What the task requires:
Where does the string "Boulder" appear? Copy every line of the entries below that holds it.

Information shown:
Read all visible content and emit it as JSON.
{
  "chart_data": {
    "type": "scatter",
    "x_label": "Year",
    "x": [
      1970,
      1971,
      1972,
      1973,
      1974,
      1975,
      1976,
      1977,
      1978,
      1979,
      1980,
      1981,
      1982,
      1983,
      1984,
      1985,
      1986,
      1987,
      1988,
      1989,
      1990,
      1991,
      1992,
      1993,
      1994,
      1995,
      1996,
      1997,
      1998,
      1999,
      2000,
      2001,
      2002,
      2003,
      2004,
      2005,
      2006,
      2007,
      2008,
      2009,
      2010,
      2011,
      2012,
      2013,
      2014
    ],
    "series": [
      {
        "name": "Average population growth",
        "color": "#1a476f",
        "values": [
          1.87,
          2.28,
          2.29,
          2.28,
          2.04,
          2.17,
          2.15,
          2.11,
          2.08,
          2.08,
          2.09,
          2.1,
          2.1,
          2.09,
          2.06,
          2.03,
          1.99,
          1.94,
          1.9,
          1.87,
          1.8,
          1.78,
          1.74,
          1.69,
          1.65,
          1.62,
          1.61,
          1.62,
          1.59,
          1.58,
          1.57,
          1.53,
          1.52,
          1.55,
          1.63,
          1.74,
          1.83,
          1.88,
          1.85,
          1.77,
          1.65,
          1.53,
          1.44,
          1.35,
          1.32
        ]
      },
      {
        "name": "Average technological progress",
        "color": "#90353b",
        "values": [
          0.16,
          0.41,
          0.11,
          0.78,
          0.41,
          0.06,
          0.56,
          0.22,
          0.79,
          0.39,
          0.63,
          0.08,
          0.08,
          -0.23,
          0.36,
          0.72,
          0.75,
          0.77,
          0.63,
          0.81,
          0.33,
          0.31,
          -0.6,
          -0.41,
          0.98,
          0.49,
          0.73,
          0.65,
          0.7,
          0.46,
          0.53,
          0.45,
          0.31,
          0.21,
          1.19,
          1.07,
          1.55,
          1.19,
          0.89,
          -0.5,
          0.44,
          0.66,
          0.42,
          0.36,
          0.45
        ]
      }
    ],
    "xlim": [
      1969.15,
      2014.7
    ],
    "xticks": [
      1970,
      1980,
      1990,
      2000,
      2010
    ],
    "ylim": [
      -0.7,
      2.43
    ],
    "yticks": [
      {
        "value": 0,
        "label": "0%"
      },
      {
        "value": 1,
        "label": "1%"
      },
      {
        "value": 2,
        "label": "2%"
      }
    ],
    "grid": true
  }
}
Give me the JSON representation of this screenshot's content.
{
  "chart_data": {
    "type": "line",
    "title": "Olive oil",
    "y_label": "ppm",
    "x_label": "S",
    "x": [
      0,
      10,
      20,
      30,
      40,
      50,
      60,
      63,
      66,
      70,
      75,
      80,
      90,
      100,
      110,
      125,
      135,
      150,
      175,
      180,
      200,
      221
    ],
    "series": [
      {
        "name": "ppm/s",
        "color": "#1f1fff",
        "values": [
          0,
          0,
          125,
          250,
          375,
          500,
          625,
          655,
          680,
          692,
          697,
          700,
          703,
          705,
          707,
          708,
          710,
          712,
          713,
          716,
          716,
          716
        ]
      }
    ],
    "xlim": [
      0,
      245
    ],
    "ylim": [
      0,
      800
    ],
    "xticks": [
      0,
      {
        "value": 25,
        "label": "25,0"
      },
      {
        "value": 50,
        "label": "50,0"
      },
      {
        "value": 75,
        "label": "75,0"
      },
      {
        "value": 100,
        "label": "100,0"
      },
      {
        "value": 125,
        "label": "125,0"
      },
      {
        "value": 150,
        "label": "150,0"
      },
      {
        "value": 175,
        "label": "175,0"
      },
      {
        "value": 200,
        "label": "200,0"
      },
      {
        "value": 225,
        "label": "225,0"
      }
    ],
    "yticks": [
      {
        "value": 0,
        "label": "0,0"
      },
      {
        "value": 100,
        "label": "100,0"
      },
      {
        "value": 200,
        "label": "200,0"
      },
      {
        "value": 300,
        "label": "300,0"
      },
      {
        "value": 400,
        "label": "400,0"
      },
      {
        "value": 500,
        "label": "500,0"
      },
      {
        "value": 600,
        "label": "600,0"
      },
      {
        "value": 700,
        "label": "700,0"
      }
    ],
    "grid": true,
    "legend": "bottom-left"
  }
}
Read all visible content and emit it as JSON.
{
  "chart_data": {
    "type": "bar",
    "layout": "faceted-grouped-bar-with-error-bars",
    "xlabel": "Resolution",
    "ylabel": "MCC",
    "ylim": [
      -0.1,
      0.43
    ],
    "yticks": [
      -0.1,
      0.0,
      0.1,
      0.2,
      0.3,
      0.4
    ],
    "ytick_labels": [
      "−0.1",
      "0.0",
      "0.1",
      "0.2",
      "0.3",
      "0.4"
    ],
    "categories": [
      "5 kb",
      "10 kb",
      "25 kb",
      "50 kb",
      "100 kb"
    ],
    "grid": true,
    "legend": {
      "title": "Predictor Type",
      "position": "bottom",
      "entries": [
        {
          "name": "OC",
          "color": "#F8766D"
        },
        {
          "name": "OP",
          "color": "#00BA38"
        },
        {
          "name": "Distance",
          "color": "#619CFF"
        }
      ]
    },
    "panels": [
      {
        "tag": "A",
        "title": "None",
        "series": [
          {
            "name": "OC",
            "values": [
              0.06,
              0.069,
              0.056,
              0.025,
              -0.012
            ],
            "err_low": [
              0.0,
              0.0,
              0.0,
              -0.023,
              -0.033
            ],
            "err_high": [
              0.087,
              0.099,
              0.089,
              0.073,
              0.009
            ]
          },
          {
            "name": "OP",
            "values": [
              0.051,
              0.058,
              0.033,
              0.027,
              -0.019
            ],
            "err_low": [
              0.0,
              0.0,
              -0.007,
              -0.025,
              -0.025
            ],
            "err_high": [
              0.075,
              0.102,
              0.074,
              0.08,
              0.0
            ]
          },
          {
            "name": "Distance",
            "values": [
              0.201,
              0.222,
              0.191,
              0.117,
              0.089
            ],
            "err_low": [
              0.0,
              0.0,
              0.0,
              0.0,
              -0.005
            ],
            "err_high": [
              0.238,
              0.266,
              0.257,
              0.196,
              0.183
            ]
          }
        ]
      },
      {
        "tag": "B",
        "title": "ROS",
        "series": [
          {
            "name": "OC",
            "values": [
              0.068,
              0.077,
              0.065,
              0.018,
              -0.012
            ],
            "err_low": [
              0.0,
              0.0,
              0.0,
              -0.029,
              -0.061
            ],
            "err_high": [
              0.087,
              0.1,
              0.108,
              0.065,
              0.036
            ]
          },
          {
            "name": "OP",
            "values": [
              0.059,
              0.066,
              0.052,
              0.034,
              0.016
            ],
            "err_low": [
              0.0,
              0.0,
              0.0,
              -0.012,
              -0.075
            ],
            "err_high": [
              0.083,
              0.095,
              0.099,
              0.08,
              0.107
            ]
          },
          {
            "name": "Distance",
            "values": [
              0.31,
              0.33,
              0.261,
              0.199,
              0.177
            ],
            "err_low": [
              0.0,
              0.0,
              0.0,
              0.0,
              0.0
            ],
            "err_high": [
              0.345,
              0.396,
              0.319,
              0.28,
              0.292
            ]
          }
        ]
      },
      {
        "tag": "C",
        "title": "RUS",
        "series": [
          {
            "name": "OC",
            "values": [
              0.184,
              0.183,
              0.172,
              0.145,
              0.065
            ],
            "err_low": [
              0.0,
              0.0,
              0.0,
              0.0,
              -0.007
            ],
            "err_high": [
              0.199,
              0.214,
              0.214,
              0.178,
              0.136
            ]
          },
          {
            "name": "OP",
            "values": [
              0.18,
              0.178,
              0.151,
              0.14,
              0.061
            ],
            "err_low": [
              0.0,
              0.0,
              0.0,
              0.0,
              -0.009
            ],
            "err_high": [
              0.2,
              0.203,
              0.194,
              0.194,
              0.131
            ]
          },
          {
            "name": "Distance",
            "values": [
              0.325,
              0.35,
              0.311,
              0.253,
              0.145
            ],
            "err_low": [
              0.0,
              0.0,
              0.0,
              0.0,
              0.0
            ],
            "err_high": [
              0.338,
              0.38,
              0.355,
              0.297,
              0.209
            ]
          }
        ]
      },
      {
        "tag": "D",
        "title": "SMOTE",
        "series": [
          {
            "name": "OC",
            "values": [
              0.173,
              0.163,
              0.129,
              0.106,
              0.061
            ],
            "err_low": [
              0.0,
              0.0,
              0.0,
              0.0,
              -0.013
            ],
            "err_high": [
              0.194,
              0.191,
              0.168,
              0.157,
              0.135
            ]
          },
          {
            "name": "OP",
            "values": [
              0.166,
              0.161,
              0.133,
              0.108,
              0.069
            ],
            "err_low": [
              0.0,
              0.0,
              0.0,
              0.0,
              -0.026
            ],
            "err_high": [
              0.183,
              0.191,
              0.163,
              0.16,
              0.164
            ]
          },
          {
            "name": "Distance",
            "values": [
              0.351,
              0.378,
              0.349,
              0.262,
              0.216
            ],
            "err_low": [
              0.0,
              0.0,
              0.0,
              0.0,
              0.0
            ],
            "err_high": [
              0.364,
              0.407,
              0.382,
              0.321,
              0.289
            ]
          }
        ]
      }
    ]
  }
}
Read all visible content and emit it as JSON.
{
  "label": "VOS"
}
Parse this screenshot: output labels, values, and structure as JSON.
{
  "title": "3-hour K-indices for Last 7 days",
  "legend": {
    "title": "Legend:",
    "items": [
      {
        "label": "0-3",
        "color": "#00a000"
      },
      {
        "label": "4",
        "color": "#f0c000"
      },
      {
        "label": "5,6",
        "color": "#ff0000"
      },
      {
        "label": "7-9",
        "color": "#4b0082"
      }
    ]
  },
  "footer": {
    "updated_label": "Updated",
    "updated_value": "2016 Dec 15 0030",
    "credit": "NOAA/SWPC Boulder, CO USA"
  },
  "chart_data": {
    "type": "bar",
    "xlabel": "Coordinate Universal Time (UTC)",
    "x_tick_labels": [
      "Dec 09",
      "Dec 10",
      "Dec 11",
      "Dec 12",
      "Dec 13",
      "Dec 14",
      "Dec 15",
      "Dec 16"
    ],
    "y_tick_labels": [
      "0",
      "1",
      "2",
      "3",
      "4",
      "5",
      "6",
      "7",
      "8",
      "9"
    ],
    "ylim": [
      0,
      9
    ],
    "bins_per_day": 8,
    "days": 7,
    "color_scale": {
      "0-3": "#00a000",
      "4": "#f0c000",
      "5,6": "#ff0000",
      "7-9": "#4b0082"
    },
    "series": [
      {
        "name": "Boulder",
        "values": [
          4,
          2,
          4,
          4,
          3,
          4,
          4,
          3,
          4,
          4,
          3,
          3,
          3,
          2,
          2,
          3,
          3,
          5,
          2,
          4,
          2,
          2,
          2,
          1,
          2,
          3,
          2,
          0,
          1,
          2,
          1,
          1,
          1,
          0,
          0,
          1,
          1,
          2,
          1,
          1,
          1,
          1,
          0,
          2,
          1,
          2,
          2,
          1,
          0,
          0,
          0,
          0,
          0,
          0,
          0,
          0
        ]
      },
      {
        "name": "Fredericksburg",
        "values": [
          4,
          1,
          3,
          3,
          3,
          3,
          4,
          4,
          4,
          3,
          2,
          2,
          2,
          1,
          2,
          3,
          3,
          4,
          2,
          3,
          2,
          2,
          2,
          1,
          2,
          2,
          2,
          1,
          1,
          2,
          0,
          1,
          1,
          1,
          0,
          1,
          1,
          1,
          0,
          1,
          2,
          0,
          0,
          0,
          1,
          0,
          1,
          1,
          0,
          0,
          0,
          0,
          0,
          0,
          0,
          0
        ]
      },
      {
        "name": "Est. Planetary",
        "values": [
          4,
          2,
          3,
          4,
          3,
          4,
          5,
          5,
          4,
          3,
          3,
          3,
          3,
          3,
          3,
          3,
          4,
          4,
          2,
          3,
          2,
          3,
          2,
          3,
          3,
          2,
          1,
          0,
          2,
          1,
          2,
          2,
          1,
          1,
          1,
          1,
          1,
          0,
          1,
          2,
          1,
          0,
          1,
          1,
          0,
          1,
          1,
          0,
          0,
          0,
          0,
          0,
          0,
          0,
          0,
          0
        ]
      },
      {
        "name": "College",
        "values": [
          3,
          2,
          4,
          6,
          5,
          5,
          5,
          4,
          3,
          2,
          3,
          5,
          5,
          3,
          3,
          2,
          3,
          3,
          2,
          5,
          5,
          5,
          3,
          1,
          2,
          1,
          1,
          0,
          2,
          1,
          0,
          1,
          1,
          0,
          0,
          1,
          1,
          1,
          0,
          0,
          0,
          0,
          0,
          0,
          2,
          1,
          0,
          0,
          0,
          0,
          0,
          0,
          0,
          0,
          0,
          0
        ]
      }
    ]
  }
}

Answer to the exercise:
    "credit": "NOAA/SWPC Boulder, CO USA"
        "name": "Boulder",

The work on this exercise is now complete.